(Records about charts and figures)
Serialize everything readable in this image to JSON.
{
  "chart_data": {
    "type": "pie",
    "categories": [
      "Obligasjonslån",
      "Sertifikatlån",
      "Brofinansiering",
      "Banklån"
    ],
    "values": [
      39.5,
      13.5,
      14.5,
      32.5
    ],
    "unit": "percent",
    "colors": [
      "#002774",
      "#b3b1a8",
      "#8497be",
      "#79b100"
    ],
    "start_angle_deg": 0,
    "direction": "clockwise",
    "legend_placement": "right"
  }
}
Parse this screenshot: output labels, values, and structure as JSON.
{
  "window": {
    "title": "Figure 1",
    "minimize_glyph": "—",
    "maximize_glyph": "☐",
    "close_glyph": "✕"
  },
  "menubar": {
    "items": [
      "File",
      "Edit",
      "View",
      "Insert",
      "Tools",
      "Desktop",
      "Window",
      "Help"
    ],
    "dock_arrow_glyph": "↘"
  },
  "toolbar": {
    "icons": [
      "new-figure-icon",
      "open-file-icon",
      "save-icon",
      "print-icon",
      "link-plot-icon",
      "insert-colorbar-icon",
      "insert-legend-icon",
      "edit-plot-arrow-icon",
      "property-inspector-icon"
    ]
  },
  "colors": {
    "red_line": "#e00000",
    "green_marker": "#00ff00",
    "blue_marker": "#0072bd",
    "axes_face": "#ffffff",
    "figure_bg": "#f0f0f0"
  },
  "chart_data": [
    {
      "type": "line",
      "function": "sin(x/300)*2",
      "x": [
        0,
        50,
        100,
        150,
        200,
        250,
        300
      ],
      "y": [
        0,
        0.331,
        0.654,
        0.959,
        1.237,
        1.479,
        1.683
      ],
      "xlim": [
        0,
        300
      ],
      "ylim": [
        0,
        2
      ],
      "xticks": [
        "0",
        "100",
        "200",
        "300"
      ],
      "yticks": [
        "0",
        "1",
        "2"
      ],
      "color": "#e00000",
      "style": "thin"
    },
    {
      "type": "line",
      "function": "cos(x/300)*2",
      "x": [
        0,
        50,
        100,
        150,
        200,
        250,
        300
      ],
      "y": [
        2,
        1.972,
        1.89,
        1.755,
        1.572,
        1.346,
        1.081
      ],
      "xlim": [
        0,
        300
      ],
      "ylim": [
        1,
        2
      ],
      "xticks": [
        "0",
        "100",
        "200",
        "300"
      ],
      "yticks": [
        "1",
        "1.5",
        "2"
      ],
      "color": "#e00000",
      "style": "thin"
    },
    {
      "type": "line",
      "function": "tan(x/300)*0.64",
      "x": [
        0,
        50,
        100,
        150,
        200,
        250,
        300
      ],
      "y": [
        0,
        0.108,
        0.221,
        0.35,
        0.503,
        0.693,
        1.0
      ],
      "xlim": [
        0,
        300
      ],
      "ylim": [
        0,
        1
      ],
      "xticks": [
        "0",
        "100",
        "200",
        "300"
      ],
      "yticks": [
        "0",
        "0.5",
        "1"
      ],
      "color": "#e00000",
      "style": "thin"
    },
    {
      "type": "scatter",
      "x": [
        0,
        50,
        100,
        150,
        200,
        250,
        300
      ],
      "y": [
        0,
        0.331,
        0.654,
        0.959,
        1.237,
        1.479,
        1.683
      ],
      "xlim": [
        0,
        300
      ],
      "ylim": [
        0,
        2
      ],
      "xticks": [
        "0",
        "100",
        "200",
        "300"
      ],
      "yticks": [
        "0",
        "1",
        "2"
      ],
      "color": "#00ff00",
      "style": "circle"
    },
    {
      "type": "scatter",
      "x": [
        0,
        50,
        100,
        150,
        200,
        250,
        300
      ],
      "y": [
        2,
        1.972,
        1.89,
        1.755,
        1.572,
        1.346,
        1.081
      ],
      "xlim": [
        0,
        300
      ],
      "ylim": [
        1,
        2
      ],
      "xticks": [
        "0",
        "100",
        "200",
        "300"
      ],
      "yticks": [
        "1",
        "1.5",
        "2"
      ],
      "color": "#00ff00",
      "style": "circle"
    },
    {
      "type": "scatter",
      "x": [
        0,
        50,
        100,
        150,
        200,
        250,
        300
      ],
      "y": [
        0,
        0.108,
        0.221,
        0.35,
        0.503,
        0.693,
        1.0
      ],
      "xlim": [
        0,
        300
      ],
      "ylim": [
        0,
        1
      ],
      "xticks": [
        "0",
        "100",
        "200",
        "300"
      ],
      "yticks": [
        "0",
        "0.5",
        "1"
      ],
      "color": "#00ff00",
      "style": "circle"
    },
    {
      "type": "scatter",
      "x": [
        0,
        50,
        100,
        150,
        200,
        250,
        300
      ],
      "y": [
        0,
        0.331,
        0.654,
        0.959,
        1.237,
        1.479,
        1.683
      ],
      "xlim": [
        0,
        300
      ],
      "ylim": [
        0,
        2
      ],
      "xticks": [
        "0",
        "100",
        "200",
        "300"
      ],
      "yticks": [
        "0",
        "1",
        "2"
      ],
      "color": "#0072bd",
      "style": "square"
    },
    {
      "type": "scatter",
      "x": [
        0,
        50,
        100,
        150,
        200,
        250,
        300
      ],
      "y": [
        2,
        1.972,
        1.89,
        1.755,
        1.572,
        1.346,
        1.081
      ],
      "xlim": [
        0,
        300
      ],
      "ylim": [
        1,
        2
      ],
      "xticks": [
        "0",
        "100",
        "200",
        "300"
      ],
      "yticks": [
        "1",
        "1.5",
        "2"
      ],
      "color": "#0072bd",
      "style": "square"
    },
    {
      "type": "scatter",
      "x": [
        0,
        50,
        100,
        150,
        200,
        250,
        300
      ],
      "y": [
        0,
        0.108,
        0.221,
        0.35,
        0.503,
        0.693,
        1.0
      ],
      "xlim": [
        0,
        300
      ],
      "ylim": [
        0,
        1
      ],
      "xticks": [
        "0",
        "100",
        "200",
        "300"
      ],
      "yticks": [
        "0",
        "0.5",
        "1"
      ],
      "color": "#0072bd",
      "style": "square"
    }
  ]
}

• Written request
Reproduce all of the entries word for word.

• Exercise solution
Serialize everything readable in this image to JSON.
{
  "chart_data": {
    "type": "pie",
    "categories": [
      "Obligasjonslån",
      "Sertifikatlån",
      "Brofinansiering",
      "Banklån"
    ],
    "values": [
      39.5,
      13.5,
      14.5,
      32.5
    ],
    "unit": "percent",
    "colors": [
      "#002774",
      "#b3b1a8",
      "#8497be",
      "#79b100"
    ],
    "start_angle_deg": 0,
    "direction": "clockwise",
    "legend_placement": "right"
  }
}
Parse this screenshot: output labels, values, and structure as JSON.
{
  "window": {
    "title": "Figure 1",
    "minimize_glyph": "—",
    "maximize_glyph": "☐",
    "close_glyph": "✕"
  },
  "menubar": {
    "items": [
      "File",
      "Edit",
      "View",
      "Insert",
      "Tools",
      "Desktop",
      "Window",
      "Help"
    ],
    "dock_arrow_glyph": "↘"
  },
  "toolbar": {
    "icons": [
      "new-figure-icon",
      "open-file-icon",
      "save-icon",
      "print-icon",
      "link-plot-icon",
      "insert-colorbar-icon",
      "insert-legend-icon",
      "edit-plot-arrow-icon",
      "property-inspector-icon"
    ]
  },
  "colors": {
    "red_line": "#e00000",
    "green_marker": "#00ff00",
    "blue_marker": "#0072bd",
    "axes_face": "#ffffff",
    "figure_bg": "#f0f0f0"
  },
  "chart_data": [
    {
      "type": "line",
      "function": "sin(x/300)*2",
      "x": [
        0,
        50,
        100,
        150,
        200,
        250,
        300
      ],
      "y": [
        0,
        0.331,
        0.654,
        0.959,
        1.237,
        1.479,
        1.683
      ],
      "xlim": [
        0,
        300
      ],
      "ylim": [
        0,
        2
      ],
      "xticks": [
        "0",
        "100",
        "200",
        "300"
      ],
      "yticks": [
        "0",
        "1",
        "2"
      ],
      "color": "#e00000",
      "style": "thin"
    },
    {
      "type": "line",
      "function": "cos(x/300)*2",
      "x": [
        0,
        50,
        100,
        150,
        200,
        250,
        300
      ],
      "y": [
        2,
        1.972,
        1.89,
        1.755,
        1.572,
        1.346,
        1.081
      ],
      "xlim": [
        0,
        300
      ],
      "ylim": [
        1,
        2
      ],
      "xticks": [
        "0",
        "100",
        "200",
        "300"
      ],
      "yticks": [
        "1",
        "1.5",
        "2"
      ],
      "color": "#e00000",
      "style": "thin"
    },
    {
      "type": "line",
      "function": "tan(x/300)*0.64",
      "x": [
        0,
        50,
        100,
        150,
        200,
        250,
        300
      ],
      "y": [
        0,
        0.108,
        0.221,
        0.35,
        0.503,
        0.693,
        1.0
      ],
      "xlim": [
        0,
        300
      ],
      "ylim": [
        0,
        1
      ],
      "xticks": [
        "0",
        "100",
        "200",
        "300"
      ],
      "yticks": [
        "0",
        "0.5",
        "1"
      ],
      "color": "#e00000",
      "style": "thin"
    },
    {
      "type": "scatter",
      "x": [
        0,
        50,
        100,
        150,
        200,
        250,
        300
      ],
      "y": [
        0,
        0.331,
        0.654,
        0.959,
        1.237,
        1.479,
        1.683
      ],
      "xlim": [
        0,
        300
      ],
      "ylim": [
        0,
        2
      ],
      "xticks": [
        "0",
        "100",
        "200",
        "300"
      ],
      "yticks": [
        "0",
        "1",
        "2"
      ],
      "color": "#00ff00",
      "style": "circle"
    },
    {
      "type": "scatter",
      "x": [
        0,
        50,
        100,
        150,
        200,
        250,
        300
      ],
      "y": [
        2,
        1.972,
        1.89,
        1.755,
        1.572,
        1.346,
        1.081
      ],
      "xlim": [
        0,
        300
      ],
      "ylim": [
        1,
        2
      ],
      "xticks": [
        "0",
        "100",
        "200",
        "300"
      ],
      "yticks": [
        "1",
        "1.5",
        "2"
      ],
      "color": "#00ff00",
      "style": "circle"
    },
    {
      "type": "scatter",
      "x": [
        0,
        50,
        100,
        150,
        200,
        250,
        300
      ],
      "y": [
        0,
        0.108,
        0.221,
        0.35,
        0.503,
        0.693,
        1.0
      ],
      "xlim": [
        0,
        300
      ],
      "ylim": [
        0,
        1
      ],
      "xticks": [
        "0",
        "100",
        "200",
        "300"
      ],
      "yticks": [
        "0",
        "0.5",
        "1"
      ],
      "color": "#00ff00",
      "style": "circle"
    },
    {
      "type": "scatter",
      "x": [
        0,
        50,
        100,
        150,
        200,
        250,
        300
      ],
      "y": [
        0,
        0.331,
        0.654,
        0.959,
        1.237,
        1.479,
        1.683
      ],
      "xlim": [
        0,
        300
      ],
      "ylim": [
        0,
        2
      ],
      "xticks": [
        "0",
        "100",
        "200",
        "300"
      ],
      "yticks": [
        "0",
        "1",
        "2"
      ],
      "color": "#0072bd",
      "style": "square"
    },
    {
      "type": "scatter",
      "x": [
        0,
        50,
        100,
        150,
        200,
        250,
        300
      ],
      "y": [
        2,
        1.972,
        1.89,
        1.755,
        1.572,
        1.346,
        1.081
      ],
      "xlim": [
        0,
        300
      ],
      "ylim": [
        1,
        2
      ],
      "xticks": [
        "0",
        "100",
        "200",
        "300"
      ],
      "yticks": [
        "1",
        "1.5",
        "2"
      ],
      "color": "#0072bd",
      "style": "square"
    },
    {
      "type": "scatter",
      "x": [
        0,
        50,
        100,
        150,
        200,
        250,
        300
      ],
      "y": [
        0,
        0.108,
        0.221,
        0.35,
        0.503,
        0.693,
        1.0
      ],
      "xlim": [
        0,
        300
      ],
      "ylim": [
        0,
        1
      ],
      "xticks": [
        "0",
        "100",
        "200",
        "300"
      ],
      "yticks": [
        "0",
        "0.5",
        "1"
      ],
      "color": "#0072bd",
      "style": "square"
    }
  ]
}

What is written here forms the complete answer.